# AVAILABLE RECORDS
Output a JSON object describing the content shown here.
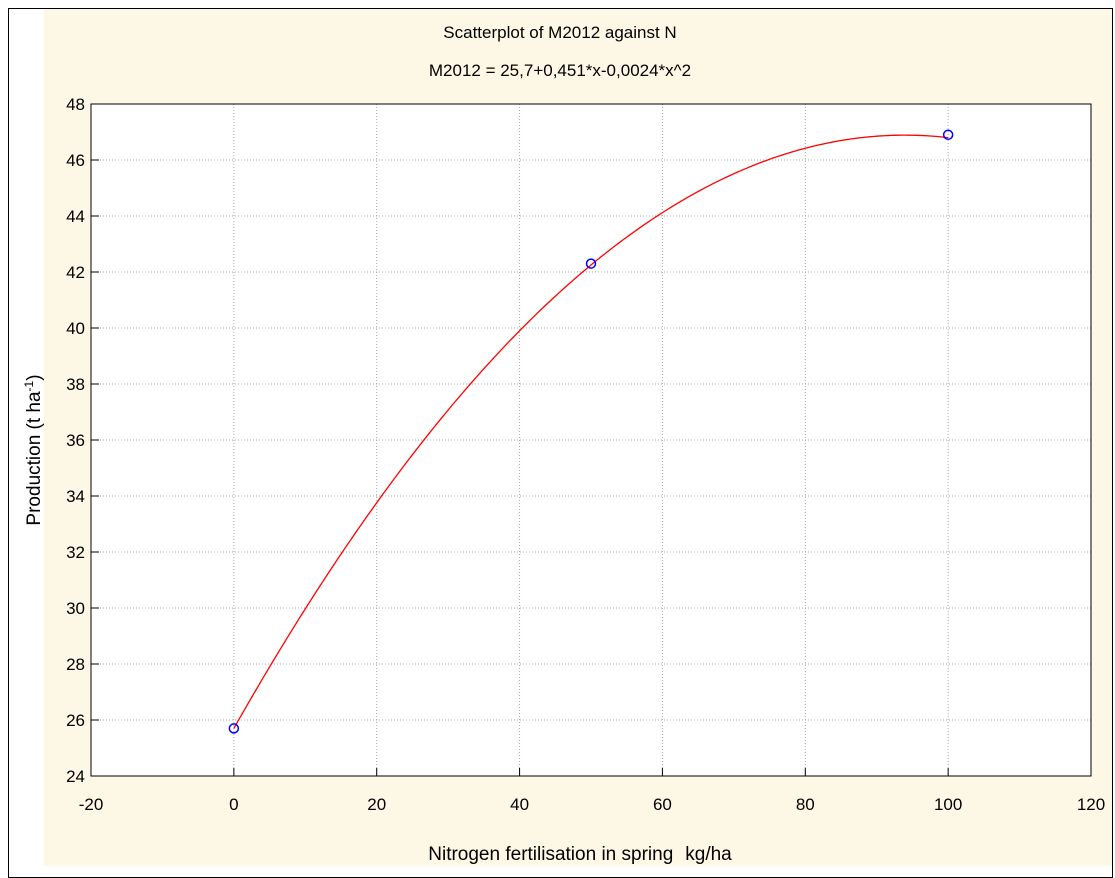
{
  "chart_data": {
    "type": "scatter",
    "title": "Scatterplot of M2012 against N",
    "subtitle": "M2012 = 25,7+0,451*x-0,0024*x^2",
    "xlabel": "Nitrogen fertilisation in spring",
    "xlabel_unit": "kg/ha",
    "ylabel_main": "Production (t ha",
    "ylabel_sup": "-1",
    "ylabel_close": ")",
    "xlim": [
      -20,
      120
    ],
    "ylim": [
      24,
      48
    ],
    "x_ticks": [
      -20,
      0,
      20,
      40,
      60,
      80,
      100,
      120
    ],
    "y_ticks": [
      24,
      26,
      28,
      30,
      32,
      34,
      36,
      38,
      40,
      42,
      44,
      46,
      48
    ],
    "grid": true,
    "points": [
      {
        "x": 0,
        "y": 25.7
      },
      {
        "x": 50,
        "y": 42.3
      },
      {
        "x": 100,
        "y": 46.9
      }
    ],
    "fit": {
      "type": "quadratic",
      "intercept": 25.7,
      "linear": 0.451,
      "quadratic": -0.0024,
      "x_range": [
        0,
        100
      ]
    }
  },
  "colors": {
    "background": "#fdf8e6",
    "plot_area": "#ffffff",
    "points": "#0000ff",
    "fit_line": "#ff0000",
    "grid": "#a8a8a8",
    "axis": "#000000"
  }
}
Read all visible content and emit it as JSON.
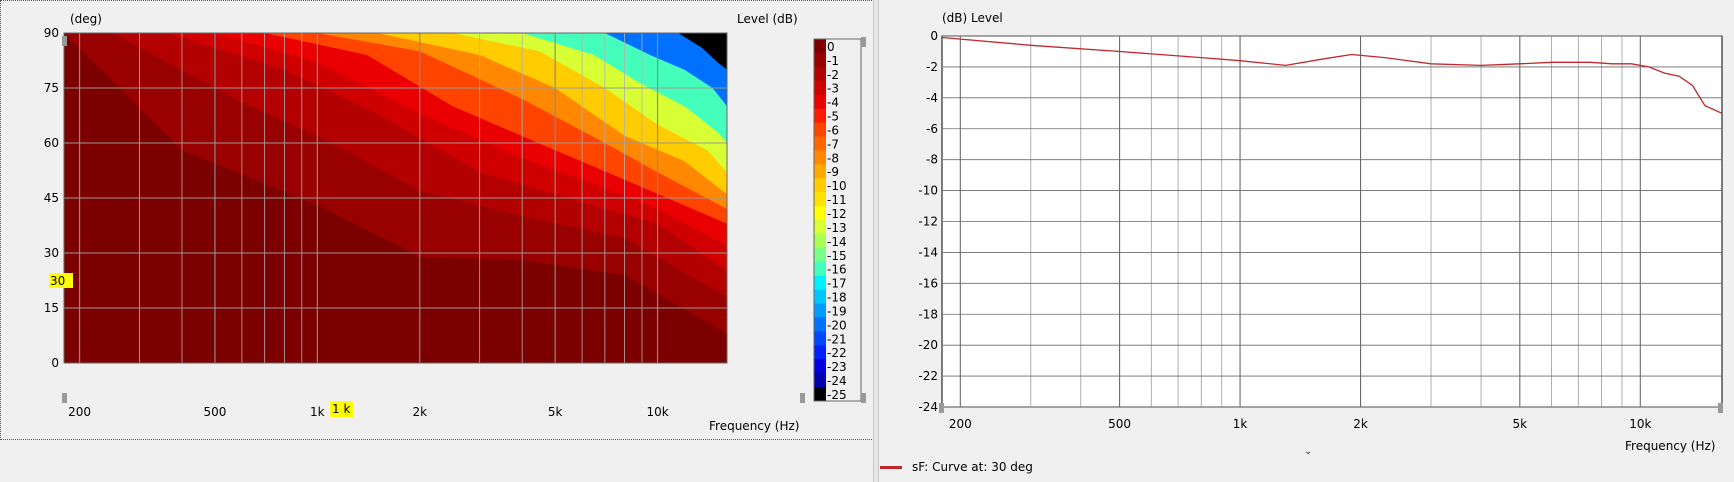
{
  "left_chart": {
    "y_unit": "(deg)",
    "level_label": "Level  (dB)",
    "x_label": "Frequency  (Hz)",
    "cursor_x_label": "1 k",
    "cursor_y_label": "30",
    "colorbar_colors": [
      "#7d0000",
      "#990000",
      "#b30000",
      "#d00000",
      "#ea0000",
      "#ff1a00",
      "#ff4400",
      "#ff6600",
      "#ff8800",
      "#ffaa00",
      "#ffcc00",
      "#ffe100",
      "#ffff00",
      "#d8ff33",
      "#aaff55",
      "#77ff88",
      "#44ffbb",
      "#00f0ff",
      "#00c6ff",
      "#009cff",
      "#0070ff",
      "#0048ff",
      "#0020ff",
      "#0000e0",
      "#0000b0",
      "#000000"
    ]
  },
  "right_chart": {
    "y_unit": "(dB)  Level",
    "x_label": "Frequency  (Hz)"
  },
  "legend": {
    "label": "sF: Curve at: 30 deg",
    "color": "#c0282d"
  },
  "chart_data": [
    {
      "type": "heatmap",
      "title": "",
      "xlabel": "Frequency (Hz)",
      "ylabel": "(deg)",
      "xscale": "log",
      "xlim": [
        180,
        16000
      ],
      "ylim": [
        0,
        90
      ],
      "x_ticks": [
        200,
        500,
        1000,
        2000,
        5000,
        10000
      ],
      "x_tick_labels": [
        "200",
        "500",
        "1k",
        "2k",
        "5k",
        "10k"
      ],
      "y_ticks": [
        0,
        15,
        30,
        45,
        60,
        75,
        90
      ],
      "colorbar_label": "Level (dB)",
      "colorbar_levels": [
        0,
        -1,
        -2,
        -3,
        -4,
        -5,
        -6,
        -7,
        -8,
        -9,
        -10,
        -11,
        -12,
        -13,
        -14,
        -15,
        -16,
        -17,
        -18,
        -19,
        -20,
        -21,
        -22,
        -23,
        -24,
        -25
      ],
      "contour_boundaries_deg": [
        {
          "level": -1,
          "freq": [
            180,
            400,
            1000,
            2000,
            4000,
            8000,
            16000
          ],
          "deg": [
            90,
            58,
            43,
            29,
            28,
            24,
            8
          ]
        },
        {
          "level": -2,
          "freq": [
            250,
            600,
            1000,
            2000,
            4000,
            8000,
            16000
          ],
          "deg": [
            90,
            71,
            62,
            47,
            40,
            34,
            18
          ]
        },
        {
          "level": -3,
          "freq": [
            360,
            800,
            1500,
            3000,
            5000,
            10000,
            16000
          ],
          "deg": [
            90,
            80,
            68,
            52,
            46,
            38,
            25
          ]
        },
        {
          "level": -4,
          "freq": [
            500,
            1000,
            2000,
            4000,
            6000,
            10000,
            16000
          ],
          "deg": [
            90,
            82,
            68,
            56,
            50,
            42,
            32
          ]
        },
        {
          "level": -6,
          "freq": [
            700,
            1400,
            2500,
            5000,
            8000,
            16000
          ],
          "deg": [
            90,
            84,
            70,
            58,
            50,
            38
          ]
        },
        {
          "level": -8,
          "freq": [
            1000,
            2000,
            4000,
            7000,
            10000,
            16000
          ],
          "deg": [
            90,
            85,
            72,
            60,
            52,
            42
          ]
        },
        {
          "level": -10,
          "freq": [
            1500,
            3000,
            5000,
            8000,
            12000,
            16000
          ],
          "deg": [
            90,
            84,
            75,
            62,
            55,
            46
          ]
        },
        {
          "level": -13,
          "freq": [
            2500,
            4500,
            7000,
            10000,
            14000,
            16000
          ],
          "deg": [
            90,
            85,
            75,
            65,
            58,
            52
          ]
        },
        {
          "level": -16,
          "freq": [
            4000,
            6500,
            9000,
            12000,
            15000,
            16000
          ],
          "deg": [
            90,
            84,
            76,
            70,
            63,
            60
          ]
        },
        {
          "level": -20,
          "freq": [
            7000,
            9500,
            12000,
            14500,
            16000
          ],
          "deg": [
            90,
            84,
            80,
            75,
            70
          ]
        },
        {
          "level": -25,
          "freq": [
            11500,
            13500,
            15000,
            16000
          ],
          "deg": [
            90,
            86,
            82,
            80
          ]
        }
      ]
    },
    {
      "type": "line",
      "title": "",
      "xlabel": "Frequency (Hz)",
      "ylabel": "Level (dB)",
      "xscale": "log",
      "xlim": [
        180,
        16000
      ],
      "ylim": [
        -24,
        0
      ],
      "x_ticks": [
        200,
        500,
        1000,
        2000,
        5000,
        10000
      ],
      "x_tick_labels": [
        "200",
        "500",
        "1k",
        "2k",
        "5k",
        "10k"
      ],
      "y_ticks": [
        0,
        -2,
        -4,
        -6,
        -8,
        -10,
        -12,
        -14,
        -16,
        -18,
        -20,
        -22,
        -24
      ],
      "grid": true,
      "series": [
        {
          "name": "sF: Curve at: 30 deg",
          "color": "#c0282d",
          "x": [
            180,
            300,
            500,
            800,
            1000,
            1300,
            1600,
            1900,
            2300,
            3000,
            4000,
            5000,
            6000,
            7500,
            8500,
            9500,
            10500,
            11500,
            12500,
            13500,
            14500,
            16000
          ],
          "y": [
            -0.1,
            -0.6,
            -1.0,
            -1.4,
            -1.6,
            -1.9,
            -1.5,
            -1.2,
            -1.4,
            -1.8,
            -1.9,
            -1.8,
            -1.7,
            -1.7,
            -1.8,
            -1.8,
            -2.0,
            -2.4,
            -2.6,
            -3.2,
            -4.5,
            -5.0
          ]
        }
      ]
    }
  ]
}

# TASK DETAILS
Display every line of the listing that contains the string "type".

# ANSWER TO THIS PROBLEM
    "type": "scatter",
      "type": "quadratic",
      "type": "heatmap",
      "type": "line",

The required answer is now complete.